Records from a data source:

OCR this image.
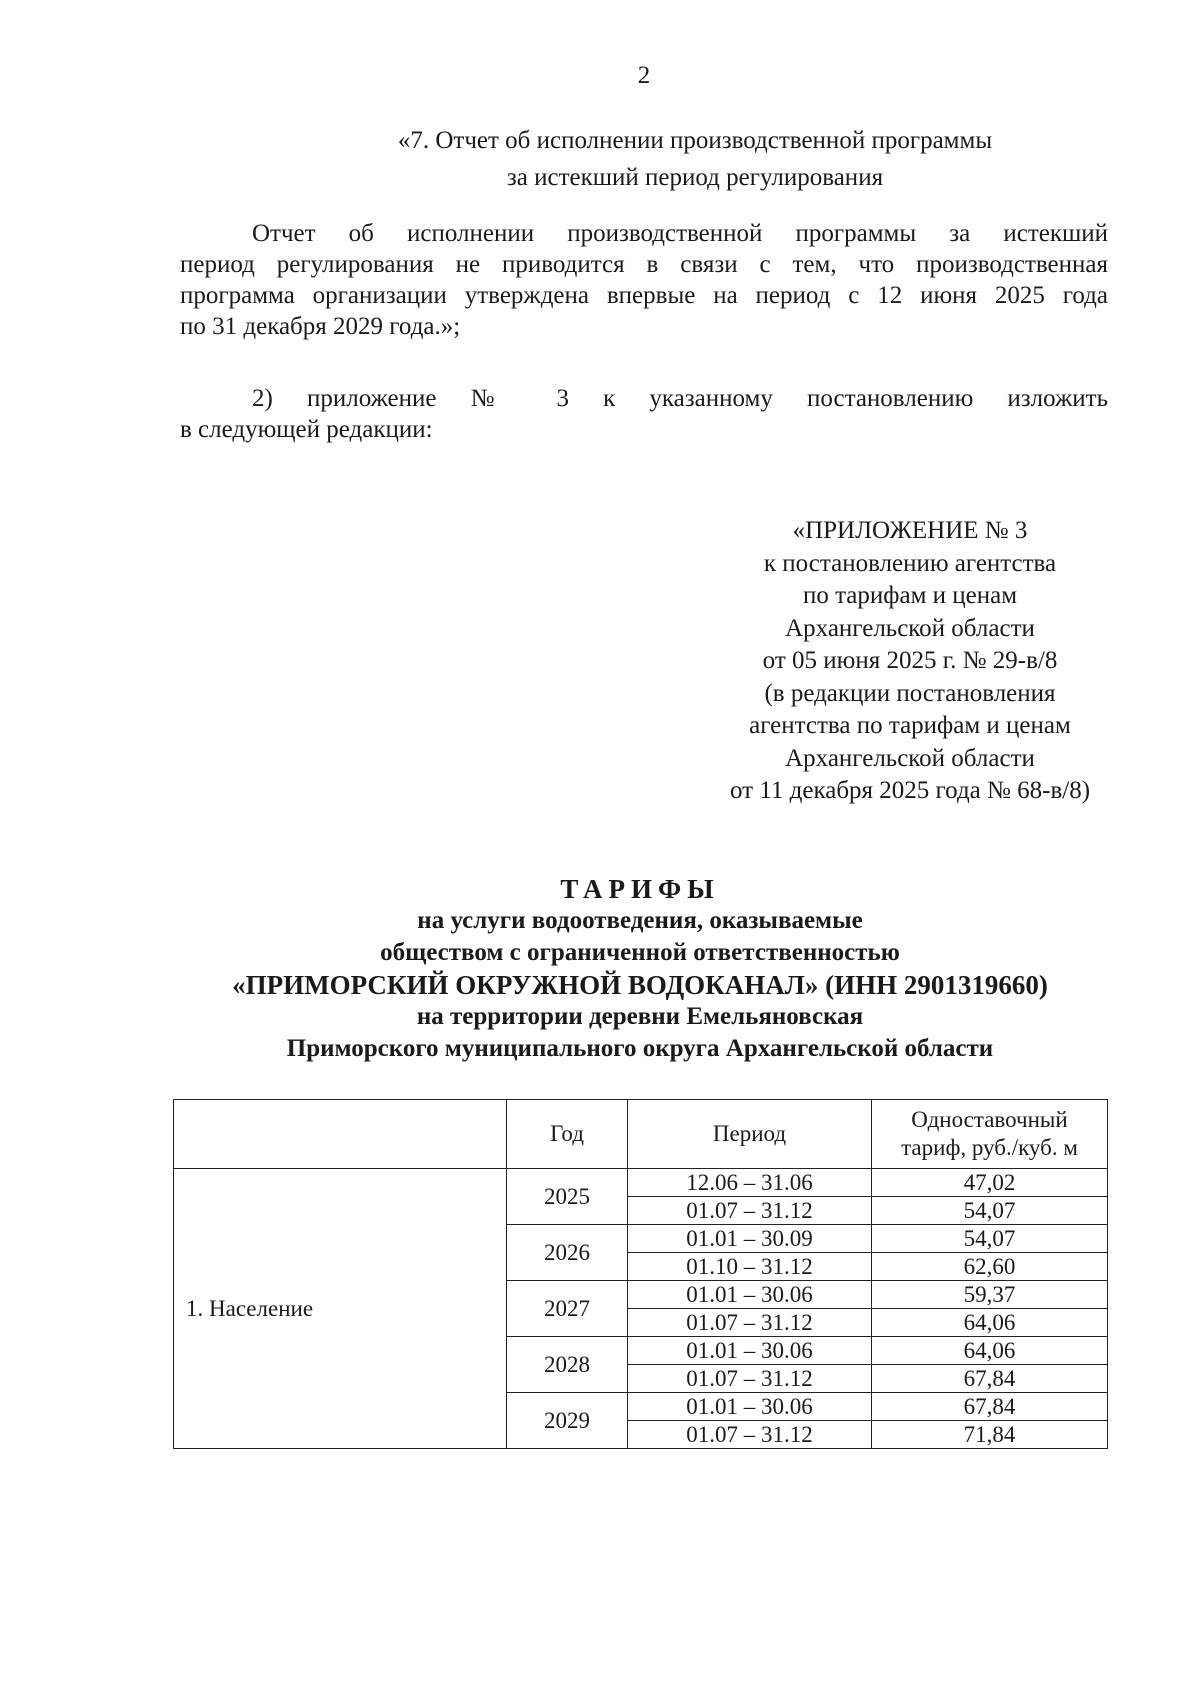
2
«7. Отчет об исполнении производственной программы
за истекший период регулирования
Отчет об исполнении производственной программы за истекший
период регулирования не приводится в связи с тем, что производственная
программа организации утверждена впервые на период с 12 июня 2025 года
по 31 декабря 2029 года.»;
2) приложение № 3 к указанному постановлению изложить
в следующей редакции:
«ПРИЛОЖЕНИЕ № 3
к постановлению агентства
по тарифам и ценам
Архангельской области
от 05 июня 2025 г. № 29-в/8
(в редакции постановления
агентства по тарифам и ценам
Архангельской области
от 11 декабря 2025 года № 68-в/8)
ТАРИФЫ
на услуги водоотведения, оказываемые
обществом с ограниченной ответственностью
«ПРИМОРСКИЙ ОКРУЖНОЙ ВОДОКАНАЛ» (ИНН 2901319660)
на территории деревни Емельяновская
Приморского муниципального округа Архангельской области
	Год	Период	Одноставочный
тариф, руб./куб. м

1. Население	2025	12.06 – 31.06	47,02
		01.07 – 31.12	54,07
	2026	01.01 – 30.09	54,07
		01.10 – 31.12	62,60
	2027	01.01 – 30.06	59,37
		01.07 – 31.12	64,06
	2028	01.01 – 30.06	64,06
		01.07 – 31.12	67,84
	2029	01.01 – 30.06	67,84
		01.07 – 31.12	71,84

**Written exercise**.
Make an exact copy of the data above, pictures excluded.

**Problem solution**.
OCR this image.
2
«7. Отчет об исполнении производственной программы
за истекший период регулирования
Отчет об исполнении производственной программы за истекший
период регулирования не приводится в связи с тем, что производственная
программа организации утверждена впервые на период с 12 июня 2025 года
по 31 декабря 2029 года.»;
2) приложение № 3 к указанному постановлению изложить
в следующей редакции:
«ПРИЛОЖЕНИЕ № 3
к постановлению агентства
по тарифам и ценам
Архангельской области
от 05 июня 2025 г. № 29-в/8
(в редакции постановления
агентства по тарифам и ценам
Архангельской области
от 11 декабря 2025 года № 68-в/8)
ТАРИФЫ
на услуги водоотведения, оказываемые
обществом с ограниченной ответственностью
«ПРИМОРСКИЙ ОКРУЖНОЙ ВОДОКАНАЛ» (ИНН 2901319660)
на территории деревни Емельяновская
Приморского муниципального округа Архангельской области
	Год	Период	Одноставочный
тариф, руб./куб. м

1. Население	2025	12.06 – 31.06	47,02
		01.07 – 31.12	54,07
	2026	01.01 – 30.09	54,07
		01.10 – 31.12	62,60
	2027	01.01 – 30.06	59,37
		01.07 – 31.12	64,06
	2028	01.01 – 30.06	64,06
		01.07 – 31.12	67,84
	2029	01.01 – 30.06	67,84
		01.07 – 31.12	71,84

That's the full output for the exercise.